(Task objective)
Copy every line of the data exactly, leaving nothing out.

(Data extracted from a collection)
((

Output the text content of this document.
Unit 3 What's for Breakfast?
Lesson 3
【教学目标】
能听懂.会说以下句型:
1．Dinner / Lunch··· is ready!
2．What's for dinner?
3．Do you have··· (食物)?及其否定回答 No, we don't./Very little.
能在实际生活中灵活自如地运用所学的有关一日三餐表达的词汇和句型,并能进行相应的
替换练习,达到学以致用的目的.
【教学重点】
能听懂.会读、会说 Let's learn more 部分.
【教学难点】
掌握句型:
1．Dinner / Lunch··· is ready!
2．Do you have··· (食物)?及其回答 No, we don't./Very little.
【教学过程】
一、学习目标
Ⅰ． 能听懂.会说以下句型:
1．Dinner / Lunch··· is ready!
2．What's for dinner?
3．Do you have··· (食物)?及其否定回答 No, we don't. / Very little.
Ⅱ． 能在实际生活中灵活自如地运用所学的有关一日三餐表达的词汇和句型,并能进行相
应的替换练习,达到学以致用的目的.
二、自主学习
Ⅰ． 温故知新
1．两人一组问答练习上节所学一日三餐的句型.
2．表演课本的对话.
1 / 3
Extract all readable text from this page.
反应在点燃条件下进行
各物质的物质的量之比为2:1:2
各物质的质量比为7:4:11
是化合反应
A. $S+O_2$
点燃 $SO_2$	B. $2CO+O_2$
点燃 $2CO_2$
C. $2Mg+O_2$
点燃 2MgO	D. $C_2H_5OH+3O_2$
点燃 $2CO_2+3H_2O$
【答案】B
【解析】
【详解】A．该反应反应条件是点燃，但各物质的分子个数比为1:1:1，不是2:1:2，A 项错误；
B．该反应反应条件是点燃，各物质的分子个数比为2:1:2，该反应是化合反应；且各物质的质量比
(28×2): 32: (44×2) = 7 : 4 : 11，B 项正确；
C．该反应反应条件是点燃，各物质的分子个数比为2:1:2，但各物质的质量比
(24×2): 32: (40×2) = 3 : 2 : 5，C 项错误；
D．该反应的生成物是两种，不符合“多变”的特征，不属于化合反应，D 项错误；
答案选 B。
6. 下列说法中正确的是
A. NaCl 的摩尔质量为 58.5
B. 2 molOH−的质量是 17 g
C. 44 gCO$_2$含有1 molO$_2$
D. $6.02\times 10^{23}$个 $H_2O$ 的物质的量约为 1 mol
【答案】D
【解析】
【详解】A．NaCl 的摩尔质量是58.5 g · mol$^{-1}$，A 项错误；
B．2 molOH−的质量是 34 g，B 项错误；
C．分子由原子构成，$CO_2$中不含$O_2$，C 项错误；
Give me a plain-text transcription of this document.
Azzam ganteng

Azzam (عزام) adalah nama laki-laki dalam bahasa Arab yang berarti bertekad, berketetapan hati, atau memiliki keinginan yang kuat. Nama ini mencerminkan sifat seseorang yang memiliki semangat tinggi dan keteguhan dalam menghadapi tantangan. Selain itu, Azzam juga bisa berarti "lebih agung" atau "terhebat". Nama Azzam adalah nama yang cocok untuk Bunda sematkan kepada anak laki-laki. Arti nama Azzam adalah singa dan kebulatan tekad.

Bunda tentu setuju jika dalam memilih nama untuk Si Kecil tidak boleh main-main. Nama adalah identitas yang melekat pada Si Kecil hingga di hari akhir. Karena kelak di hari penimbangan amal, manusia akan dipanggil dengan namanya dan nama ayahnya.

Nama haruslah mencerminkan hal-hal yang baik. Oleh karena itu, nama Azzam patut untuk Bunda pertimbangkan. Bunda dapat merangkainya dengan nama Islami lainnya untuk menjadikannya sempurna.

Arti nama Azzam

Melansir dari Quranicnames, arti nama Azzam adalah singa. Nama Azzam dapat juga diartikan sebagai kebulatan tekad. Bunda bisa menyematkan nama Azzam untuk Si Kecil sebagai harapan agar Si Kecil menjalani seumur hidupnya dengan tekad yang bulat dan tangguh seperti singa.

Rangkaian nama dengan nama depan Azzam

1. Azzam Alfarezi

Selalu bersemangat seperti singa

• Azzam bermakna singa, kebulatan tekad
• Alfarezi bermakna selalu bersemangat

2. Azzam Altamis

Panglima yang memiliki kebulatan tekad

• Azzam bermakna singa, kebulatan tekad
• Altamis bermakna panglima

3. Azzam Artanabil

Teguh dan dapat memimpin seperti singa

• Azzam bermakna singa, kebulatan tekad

))

(Response to the exercise)
Output the text content of this document.
Unit 3 What's for Breakfast?
Lesson 3
【教学目标】
能听懂.会说以下句型:
1．Dinner / Lunch··· is ready!
2．What's for dinner?
3．Do you have··· (食物)?及其否定回答 No, we don't./Very little.
能在实际生活中灵活自如地运用所学的有关一日三餐表达的词汇和句型,并能进行相应的
替换练习,达到学以致用的目的.
【教学重点】
能听懂.会读、会说 Let's learn more 部分.
【教学难点】
掌握句型:
1．Dinner / Lunch··· is ready!
2．Do you have··· (食物)?及其回答 No, we don't./Very little.
【教学过程】
一、学习目标
Ⅰ． 能听懂.会说以下句型:
1．Dinner / Lunch··· is ready!
2．What's for dinner?
3．Do you have··· (食物)?及其否定回答 No, we don't. / Very little.
Ⅱ． 能在实际生活中灵活自如地运用所学的有关一日三餐表达的词汇和句型,并能进行相
应的替换练习,达到学以致用的目的.
二、自主学习
Ⅰ． 温故知新
1．两人一组问答练习上节所学一日三餐的句型.
2．表演课本的对话.
1 / 3
Extract all readable text from this page.
反应在点燃条件下进行
各物质的物质的量之比为2:1:2
各物质的质量比为7:4:11
是化合反应
A. $S+O_2$
点燃 $SO_2$	B. $2CO+O_2$
点燃 $2CO_2$
C. $2Mg+O_2$
点燃 2MgO	D. $C_2H_5OH+3O_2$
点燃 $2CO_2+3H_2O$
【答案】B
【解析】
【详解】A．该反应反应条件是点燃，但各物质的分子个数比为1:1:1，不是2:1:2，A 项错误；
B．该反应反应条件是点燃，各物质的分子个数比为2:1:2，该反应是化合反应；且各物质的质量比
(28×2): 32: (44×2) = 7 : 4 : 11，B 项正确；
C．该反应反应条件是点燃，各物质的分子个数比为2:1:2，但各物质的质量比
(24×2): 32: (40×2) = 3 : 2 : 5，C 项错误；
D．该反应的生成物是两种，不符合“多变”的特征，不属于化合反应，D 项错误；
答案选 B。
6. 下列说法中正确的是
A. NaCl 的摩尔质量为 58.5
B. 2 molOH−的质量是 17 g
C. 44 gCO$_2$含有1 molO$_2$
D. $6.02\times 10^{23}$个 $H_2O$ 的物质的量约为 1 mol
【答案】D
【解析】
【详解】A．NaCl 的摩尔质量是58.5 g · mol$^{-1}$，A 项错误；
B．2 molOH−的质量是 34 g，B 项错误；
C．分子由原子构成，$CO_2$中不含$O_2$，C 项错误；
Give me a plain-text transcription of this document.
Azzam ganteng

Azzam (عزام) adalah nama laki-laki dalam bahasa Arab yang berarti bertekad, berketetapan hati, atau memiliki keinginan yang kuat. Nama ini mencerminkan sifat seseorang yang memiliki semangat tinggi dan keteguhan dalam menghadapi tantangan. Selain itu, Azzam juga bisa berarti "lebih agung" atau "terhebat". Nama Azzam adalah nama yang cocok untuk Bunda sematkan kepada anak laki-laki. Arti nama Azzam adalah singa dan kebulatan tekad.

Bunda tentu setuju jika dalam memilih nama untuk Si Kecil tidak boleh main-main. Nama adalah identitas yang melekat pada Si Kecil hingga di hari akhir. Karena kelak di hari penimbangan amal, manusia akan dipanggil dengan namanya dan nama ayahnya.

Nama haruslah mencerminkan hal-hal yang baik. Oleh karena itu, nama Azzam patut untuk Bunda pertimbangkan. Bunda dapat merangkainya dengan nama Islami lainnya untuk menjadikannya sempurna.

Arti nama Azzam

Melansir dari Quranicnames, arti nama Azzam adalah singa. Nama Azzam dapat juga diartikan sebagai kebulatan tekad. Bunda bisa menyematkan nama Azzam untuk Si Kecil sebagai harapan agar Si Kecil menjalani seumur hidupnya dengan tekad yang bulat dan tangguh seperti singa.

Rangkaian nama dengan nama depan Azzam

1. Azzam Alfarezi

Selalu bersemangat seperti singa

• Azzam bermakna singa, kebulatan tekad
• Alfarezi bermakna selalu bersemangat

2. Azzam Altamis

Panglima yang memiliki kebulatan tekad

• Azzam bermakna singa, kebulatan tekad
• Altamis bermakna panglima

3. Azzam Artanabil

Teguh dan dapat memimpin seperti singa

• Azzam bermakna singa, kebulatan tekad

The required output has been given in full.